PROBLEM REQUIREMENTS => Can you retype only the lines from the one with "Output the text content of this document." through the final line of the material, exactly as given?

--- start of MATERIAL PROVIDED ---

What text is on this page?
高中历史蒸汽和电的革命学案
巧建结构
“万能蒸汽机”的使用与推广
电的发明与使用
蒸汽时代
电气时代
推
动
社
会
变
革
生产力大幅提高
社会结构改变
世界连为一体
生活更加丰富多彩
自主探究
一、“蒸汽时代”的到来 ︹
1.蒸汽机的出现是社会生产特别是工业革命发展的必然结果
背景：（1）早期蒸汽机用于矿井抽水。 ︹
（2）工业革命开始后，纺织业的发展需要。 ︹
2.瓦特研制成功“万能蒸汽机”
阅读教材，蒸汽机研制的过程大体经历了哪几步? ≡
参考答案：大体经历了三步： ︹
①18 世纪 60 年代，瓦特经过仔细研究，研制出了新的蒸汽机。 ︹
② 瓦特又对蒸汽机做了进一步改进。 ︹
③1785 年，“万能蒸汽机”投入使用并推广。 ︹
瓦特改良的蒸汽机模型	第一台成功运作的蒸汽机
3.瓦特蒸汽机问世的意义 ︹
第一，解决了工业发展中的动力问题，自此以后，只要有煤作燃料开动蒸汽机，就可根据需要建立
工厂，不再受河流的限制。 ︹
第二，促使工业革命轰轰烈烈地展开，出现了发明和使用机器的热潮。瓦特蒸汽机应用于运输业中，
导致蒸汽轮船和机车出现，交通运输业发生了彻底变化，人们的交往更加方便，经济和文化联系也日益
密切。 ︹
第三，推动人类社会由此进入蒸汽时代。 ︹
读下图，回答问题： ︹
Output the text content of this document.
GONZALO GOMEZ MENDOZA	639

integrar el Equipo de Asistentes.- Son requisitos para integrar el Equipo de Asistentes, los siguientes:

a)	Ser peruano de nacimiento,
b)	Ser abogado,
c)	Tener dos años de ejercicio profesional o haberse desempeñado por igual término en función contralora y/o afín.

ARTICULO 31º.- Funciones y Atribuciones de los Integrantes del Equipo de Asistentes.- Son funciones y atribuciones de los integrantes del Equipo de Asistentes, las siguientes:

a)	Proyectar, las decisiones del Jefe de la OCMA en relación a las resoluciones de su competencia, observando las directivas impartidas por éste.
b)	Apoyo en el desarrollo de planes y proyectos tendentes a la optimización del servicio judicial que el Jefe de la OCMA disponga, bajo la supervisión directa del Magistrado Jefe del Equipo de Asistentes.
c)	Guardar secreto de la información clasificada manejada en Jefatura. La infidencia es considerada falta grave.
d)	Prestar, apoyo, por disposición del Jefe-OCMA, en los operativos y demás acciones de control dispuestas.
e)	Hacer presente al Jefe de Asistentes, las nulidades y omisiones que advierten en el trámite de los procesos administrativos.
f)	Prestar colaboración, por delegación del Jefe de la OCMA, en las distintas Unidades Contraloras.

--- end of MATERIAL PROVIDED ---

THE RESULT =>
Output the text content of this document.
GONZALO GOMEZ MENDOZA	639

integrar el Equipo de Asistentes.- Son requisitos para integrar el Equipo de Asistentes, los siguientes:

a)	Ser peruano de nacimiento,
b)	Ser abogado,
c)	Tener dos años de ejercicio profesional o haberse desempeñado por igual término en función contralora y/o afín.

ARTICULO 31º.- Funciones y Atribuciones de los Integrantes del Equipo de Asistentes.- Son funciones y atribuciones de los integrantes del Equipo de Asistentes, las siguientes:

a)	Proyectar, las decisiones del Jefe de la OCMA en relación a las resoluciones de su competencia, observando las directivas impartidas por éste.
b)	Apoyo en el desarrollo de planes y proyectos tendentes a la optimización del servicio judicial que el Jefe de la OCMA disponga, bajo la supervisión directa del Magistrado Jefe del Equipo de Asistentes.
c)	Guardar secreto de la información clasificada manejada en Jefatura. La infidencia es considerada falta grave.
d)	Prestar, apoyo, por disposición del Jefe-OCMA, en los operativos y demás acciones de control dispuestas.
e)	Hacer presente al Jefe de Asistentes, las nulidades y omisiones que advierten en el trámite de los procesos administrativos.
f)	Prestar colaboración, por delegación del Jefe de la OCMA, en las distintas Unidades Contraloras.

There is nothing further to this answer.